# [Task requirements]
Once the pictures are set aside, transcribe each line of the data exactly.

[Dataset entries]
--

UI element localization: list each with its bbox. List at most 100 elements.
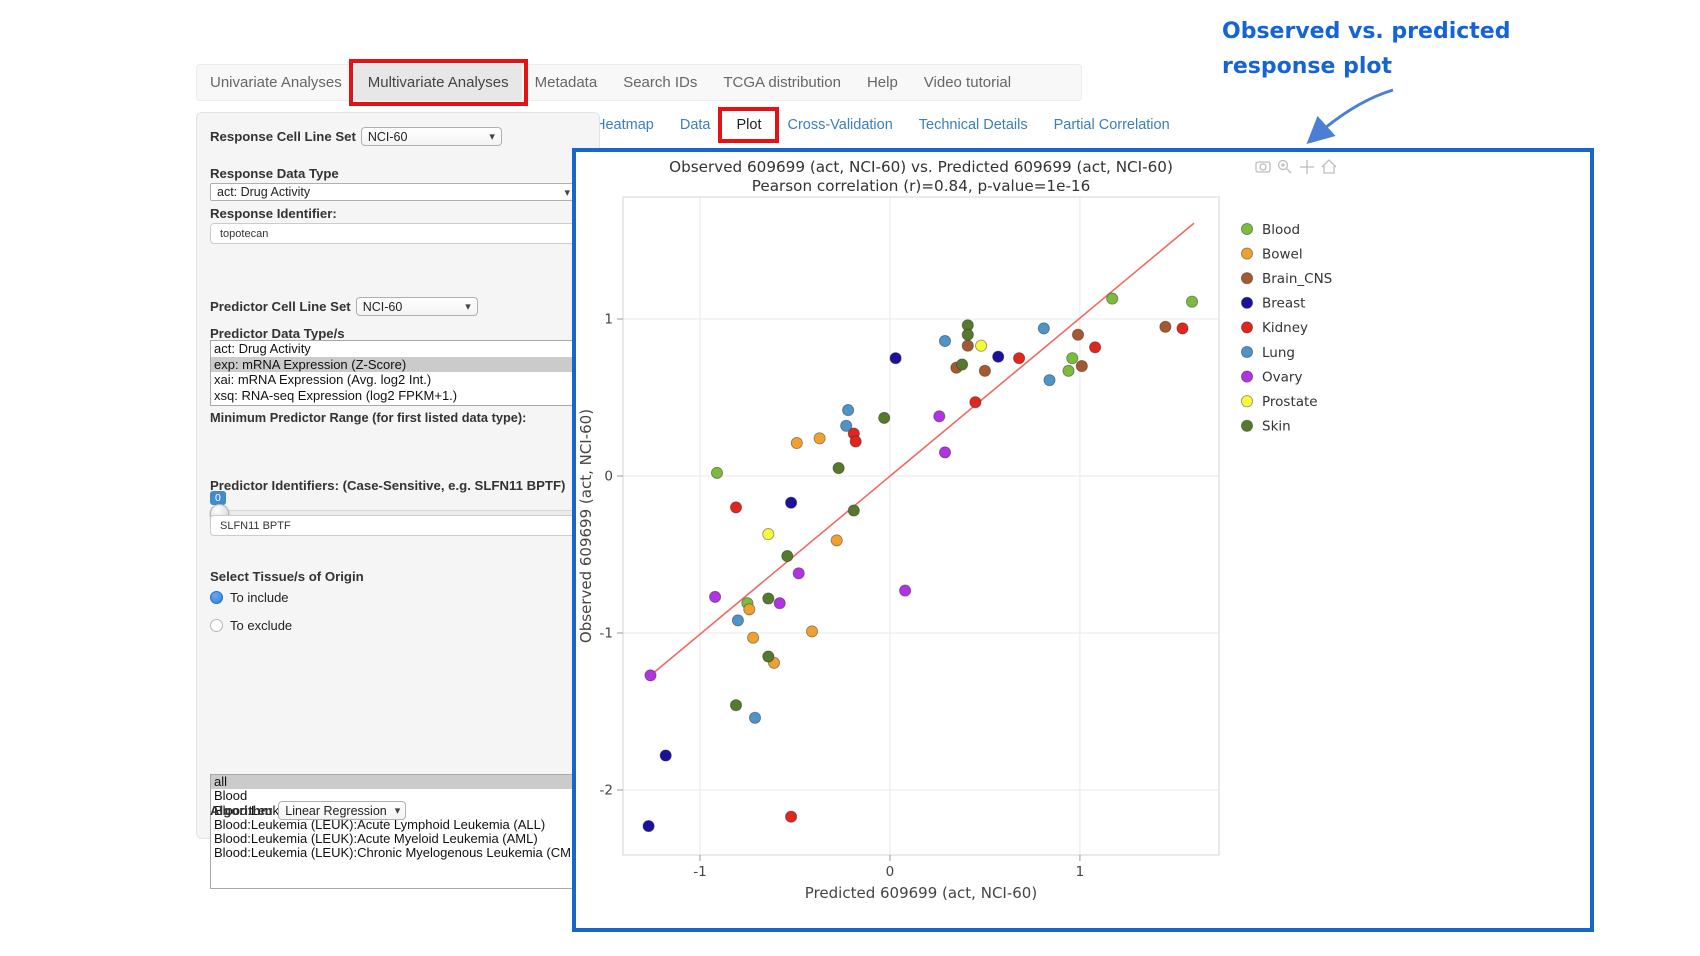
response-identifier-label: Response Identifier: (210, 206, 337, 221)
tick-label-y: -1 (600, 625, 613, 641)
nav-item-help[interactable]: Help (866, 74, 898, 91)
predictor-cell-line-set-select[interactable]: NCI-60 ▾ (355, 297, 478, 316)
scatter-point-bowel (830, 534, 843, 547)
legend-item-ovary[interactable]: Ovary (1240, 369, 1302, 385)
list-option-blood[interactable]: Blood (214, 789, 248, 804)
radio-to-include[interactable]: To include (210, 590, 577, 605)
algorithm-label: Algorithm (210, 803, 273, 818)
nav-item-univariate-analyses[interactable]: Univariate Analyses (210, 74, 342, 91)
chevron-down-icon: ▾ (465, 301, 471, 313)
scatter-point-skin (762, 592, 775, 605)
scatter-point-brain-cns (1075, 360, 1088, 373)
list-option-xsq-rna-seq-expression-log2-fpkm-1[interactable]: xsq: RNA-seq Expression (log2 FPKM+1.) (214, 387, 458, 403)
scatter-point-lung (748, 711, 762, 724)
legend-item-kidney[interactable]: Kidney (1240, 320, 1308, 336)
radio-label: To exclude (230, 618, 293, 633)
predictor-data-types-listbox[interactable]: act: Drug Activity exp: mRNA Expression (… (210, 340, 612, 406)
scatter-point-kidney (969, 396, 982, 409)
list-option-exp-mrna-expression-z-score[interactable]: exp: mRNA Expression (Z-Score) (211, 356, 611, 372)
radio-button-icon[interactable] (210, 591, 223, 604)
list-option-act-drug-activity[interactable]: act: Drug Activity (214, 341, 311, 356)
algorithm-value: Linear Regression (285, 803, 387, 818)
tab-cross-validation[interactable]: Cross-Validation (787, 117, 893, 133)
scatter-point-skin (961, 328, 974, 341)
scatter-point-bowel (743, 603, 756, 616)
response-data-type-select[interactable]: act: Drug Activity ▾ (210, 183, 577, 201)
plot-panel-border (622, 196, 1220, 856)
legend-item-blood[interactable]: Blood (1240, 222, 1300, 238)
predictor-identifiers-input[interactable] (210, 515, 577, 536)
scatter-point-blood (1066, 352, 1079, 365)
tab-data[interactable]: Data (679, 117, 711, 133)
scatter-point-kidney (729, 501, 743, 514)
scatter-point-breast (785, 496, 798, 509)
list-option-blood-leukemia-leuk-acute-myeloid-leukem[interactable]: Blood:Leukemia (LEUK):Acute Myeloid Leuk… (214, 832, 538, 847)
legend-swatch-icon (1240, 370, 1254, 383)
legend-swatch-icon (1240, 395, 1254, 408)
legend-swatch-icon (1240, 321, 1254, 334)
scatter-point-lung (1037, 322, 1050, 335)
list-option-blood-leukemia-leuk-chronic-myelogenous-[interactable]: Blood:Leukemia (LEUK):Chronic Myelogenou… (214, 846, 583, 861)
algorithm-select[interactable]: Linear Regression ▾ (278, 801, 407, 820)
legend-swatch-icon (1240, 419, 1254, 432)
tab-plot[interactable]: Plot (718, 107, 780, 143)
nav-item-multivariate-analyses[interactable]: Multivariate Analyses (348, 59, 528, 106)
regression-line (650, 222, 1195, 677)
list-option-all[interactable]: all (211, 775, 611, 790)
legend-item-bowel[interactable]: Bowel (1240, 246, 1303, 262)
camera-icon[interactable] (1255, 161, 1271, 173)
response-identifier-input[interactable] (210, 223, 577, 244)
legend-item-breast[interactable]: Breast (1240, 296, 1305, 312)
radio-label: To include (230, 590, 289, 605)
min-predictor-range-label: Minimum Predictor Range (for first liste… (210, 410, 527, 425)
chevron-down-icon: ▾ (394, 805, 401, 817)
scatter-point-skin (847, 504, 860, 517)
zoom-icon[interactable] (1277, 159, 1292, 174)
home-icon[interactable] (1321, 159, 1337, 174)
legend-item-prostate[interactable]: Prostate (1240, 394, 1318, 410)
scatter-plot: -1 0 1 -2 -1 0 1 Observed 609699 (act, NCI-60) … (577, 158, 1337, 902)
legend-swatch-icon (1240, 222, 1254, 236)
tick-label-x: -1 (693, 864, 706, 880)
scatter-point-ovary (792, 567, 805, 580)
list-option-blood-leukemia-leuk-acute-lymphoid-leuke[interactable]: Blood:Leukemia (LEUK):Acute Lymphoid Leu… (214, 817, 546, 832)
predictor-data-types-label: Predictor Data Type/s (210, 326, 345, 341)
tick-label-x: 1 (1076, 864, 1085, 880)
scatter-point-breast (992, 350, 1005, 363)
legend-label: Skin (1262, 419, 1291, 435)
scatter-point-skin (781, 550, 794, 563)
legend-label: Kidney (1262, 320, 1308, 336)
tab-partial-correlation[interactable]: Partial Correlation (1053, 117, 1170, 133)
scatter-point-breast (889, 352, 902, 365)
slider-value-badge: 0 (210, 491, 226, 505)
response-data-type-value: act: Drug Activity (217, 185, 311, 199)
legend-swatch-icon (1240, 345, 1254, 359)
scatter-point-skin (762, 650, 775, 663)
pan-icon[interactable] (1300, 160, 1314, 174)
legend-item-brain-cns[interactable]: Brain_CNS (1240, 271, 1332, 287)
list-option-xai-mrna-expression-avg-log2-int[interactable]: xai: mRNA Expression (Avg. log2 Int.) (214, 372, 432, 387)
nav-item-search-ids[interactable]: Search IDs (623, 74, 698, 91)
y-axis-title: Observed 609699 (act, NCI-60) (577, 409, 595, 643)
legend-item-skin[interactable]: Skin (1240, 419, 1291, 435)
nav-item-video-tutorial[interactable]: Video tutorial (923, 74, 1012, 91)
scatter-point-blood (710, 466, 724, 479)
chart-title: Observed 609699 (act, NCI-60) vs. Predic… (669, 158, 1173, 176)
nav-item-metadata[interactable]: Metadata (534, 74, 598, 91)
x-axis-title: Predicted 609699 (act, NCI-60) (805, 884, 1037, 902)
tab-technical-details[interactable]: Technical Details (918, 117, 1028, 133)
tab-heatmap[interactable]: Heatmap (595, 117, 654, 133)
nav-item-tcga-distribution[interactable]: TCGA distribution (723, 74, 841, 91)
legend-label: Ovary (1262, 369, 1302, 385)
legend-label: Blood (1262, 222, 1300, 238)
legend-item-lung[interactable]: Lung (1240, 345, 1295, 361)
scatter-point-kidney (1013, 352, 1026, 365)
scatter-point-brain-cns (1159, 320, 1172, 333)
radio-button-icon[interactable] (210, 619, 223, 632)
chevron-down-icon: ▾ (489, 131, 495, 143)
radio-to-exclude[interactable]: To exclude (210, 618, 577, 633)
scatter-point-ovary (644, 669, 657, 682)
tutorial-annotation-line1: Observed vs. predicted (1222, 19, 1511, 44)
response-cell-line-set-select[interactable]: NCI-60 ▾ (360, 127, 502, 146)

--

# [Response to the exercise]
UI element localization: list each with its bbox. List at most 100 elements.
response-identifier-label: Response Identifier: (210, 206, 337, 221)
tick-label-y: -1 (600, 625, 613, 641)
nav-item-help[interactable]: Help (866, 74, 898, 91)
predictor-cell-line-set-select[interactable]: NCI-60 ▾ (355, 297, 478, 316)
scatter-point-bowel (830, 534, 843, 547)
legend-item-ovary[interactable]: Ovary (1240, 369, 1302, 385)
list-option-blood[interactable]: Blood (214, 789, 248, 804)
radio-to-include[interactable]: To include (210, 590, 577, 605)
algorithm-label: Algorithm (210, 803, 273, 818)
nav-item-univariate-analyses[interactable]: Univariate Analyses (210, 74, 342, 91)
chevron-down-icon: ▾ (465, 301, 471, 313)
scatter-point-skin (762, 592, 775, 605)
scatter-point-brain-cns (1075, 360, 1088, 373)
list-option-xsq-rna-seq-expression-log2-fpkm-1[interactable]: xsq: RNA-seq Expression (log2 FPKM+1.) (214, 387, 458, 403)
scatter-point-lung (748, 711, 762, 724)
legend-item-kidney[interactable]: Kidney (1240, 320, 1308, 336)
radio-label: To exclude (230, 618, 293, 633)
predictor-data-types-listbox[interactable]: act: Drug Activity exp: mRNA Expression (… (210, 340, 612, 406)
scatter-point-kidney (969, 396, 982, 409)
list-option-exp-mrna-expression-z-score[interactable]: exp: mRNA Expression (Z-Score) (211, 356, 611, 372)
radio-button-icon[interactable] (210, 591, 223, 604)
list-option-act-drug-activity[interactable]: act: Drug Activity (214, 341, 311, 356)
algorithm-value: Linear Regression (285, 803, 387, 818)
tab-cross-validation[interactable]: Cross-Validation (787, 117, 893, 133)
scatter-point-skin (961, 328, 974, 341)
scatter-point-bowel (743, 603, 756, 616)
response-data-type-select[interactable]: act: Drug Activity ▾ (210, 183, 577, 201)
plot-panel-border (622, 196, 1220, 856)
legend-item-blood[interactable]: Blood (1240, 222, 1300, 238)
predictor-identifiers-input[interactable] (210, 515, 577, 536)
scatter-point-blood (1066, 352, 1079, 365)
tab-data[interactable]: Data (679, 117, 711, 133)
scatter-point-kidney (729, 501, 743, 514)
scatter-point-breast (785, 496, 798, 509)
list-option-blood-leukemia-leuk-acute-myeloid-leukem[interactable]: Blood:Leukemia (LEUK):Acute Myeloid Leuk… (214, 832, 538, 847)
legend-swatch-icon (1240, 370, 1254, 383)
legend-swatch-icon (1240, 395, 1254, 408)
legend-swatch-icon (1240, 321, 1254, 334)
scatter-point-lung (1037, 322, 1050, 335)
list-option-blood-leukemia-leuk-chronic-myelogenous-[interactable]: Blood:Leukemia (LEUK):Chronic Myelogenou… (214, 846, 583, 861)
algorithm-select[interactable]: Linear Regression ▾ (278, 801, 407, 820)
legend-swatch-icon (1240, 419, 1254, 432)
tab-plot[interactable]: Plot (718, 107, 780, 143)
nav-item-multivariate-analyses[interactable]: Multivariate Analyses (348, 59, 528, 106)
regression-line (650, 222, 1195, 677)
list-option-all[interactable]: all (211, 775, 611, 790)
legend-item-bowel[interactable]: Bowel (1240, 246, 1303, 262)
camera-icon[interactable] (1255, 161, 1271, 173)
response-identifier-input[interactable] (210, 223, 577, 244)
legend-item-breast[interactable]: Breast (1240, 296, 1305, 312)
radio-label: To include (230, 590, 289, 605)
min-predictor-range-label: Minimum Predictor Range (for first liste… (210, 410, 527, 425)
chevron-down-icon: ▾ (394, 805, 401, 817)
scatter-point-skin (847, 504, 860, 517)
zoom-icon[interactable] (1277, 159, 1292, 174)
home-icon[interactable] (1321, 159, 1337, 174)
legend-item-prostate[interactable]: Prostate (1240, 394, 1318, 410)
scatter-plot: -1 0 1 -2 -1 0 1 Observed 609699 (act, NCI-60) … (577, 158, 1337, 902)
legend-swatch-icon (1240, 222, 1254, 236)
tick-label-x: -1 (693, 864, 706, 880)
scatter-point-ovary (792, 567, 805, 580)
list-option-blood-leukemia-leuk-acute-lymphoid-leuke[interactable]: Blood:Leukemia (LEUK):Acute Lymphoid Leu… (214, 817, 546, 832)
predictor-data-types-label: Predictor Data Type/s (210, 326, 345, 341)
tick-label-x: 1 (1076, 864, 1085, 880)
scatter-point-breast (992, 350, 1005, 363)
legend-label: Skin (1262, 419, 1291, 435)
scatter-point-skin (781, 550, 794, 563)
legend-label: Kidney (1262, 320, 1308, 336)
tab-partial-correlation[interactable]: Partial Correlation (1053, 117, 1170, 133)
scatter-point-breast (889, 352, 902, 365)
slider-value-badge: 0 (210, 491, 226, 505)
response-data-type-value: act: Drug Activity (217, 185, 311, 199)
legend-swatch-icon (1240, 345, 1254, 359)
scatter-point-skin (762, 650, 775, 663)
pan-icon[interactable] (1300, 160, 1314, 174)
legend-item-brain-cns[interactable]: Brain_CNS (1240, 271, 1332, 287)
list-option-xai-mrna-expression-avg-log2-int[interactable]: xai: mRNA Expression (Avg. log2 Int.) (214, 372, 432, 387)
nav-item-search-ids[interactable]: Search IDs (623, 74, 698, 91)
y-axis-title: Observed 609699 (act, NCI-60) (577, 409, 595, 643)
legend-item-skin[interactable]: Skin (1240, 419, 1291, 435)
nav-item-video-tutorial[interactable]: Video tutorial (923, 74, 1012, 91)
scatter-point-blood (710, 466, 724, 479)
chart-title: Observed 609699 (act, NCI-60) vs. Predic… (669, 158, 1173, 176)
nav-item-metadata[interactable]: Metadata (534, 74, 598, 91)
x-axis-title: Predicted 609699 (act, NCI-60) (805, 884, 1037, 902)
tab-technical-details[interactable]: Technical Details (918, 117, 1028, 133)
tab-heatmap[interactable]: Heatmap (595, 117, 654, 133)
nav-item-tcga-distribution[interactable]: TCGA distribution (723, 74, 841, 91)
legend-label: Ovary (1262, 369, 1302, 385)
legend-label: Blood (1262, 222, 1300, 238)
legend-item-lung[interactable]: Lung (1240, 345, 1295, 361)
scatter-point-kidney (1013, 352, 1026, 365)
scatter-point-brain-cns (1159, 320, 1172, 333)
radio-button-icon[interactable] (210, 619, 223, 632)
chevron-down-icon: ▾ (489, 131, 495, 143)
radio-to-exclude[interactable]: To exclude (210, 618, 577, 633)
scatter-point-ovary (644, 669, 657, 682)
tutorial-annotation-line1: Observed vs. predicted (1222, 19, 1511, 44)
response-cell-line-set-select[interactable]: NCI-60 ▾ (360, 127, 502, 146)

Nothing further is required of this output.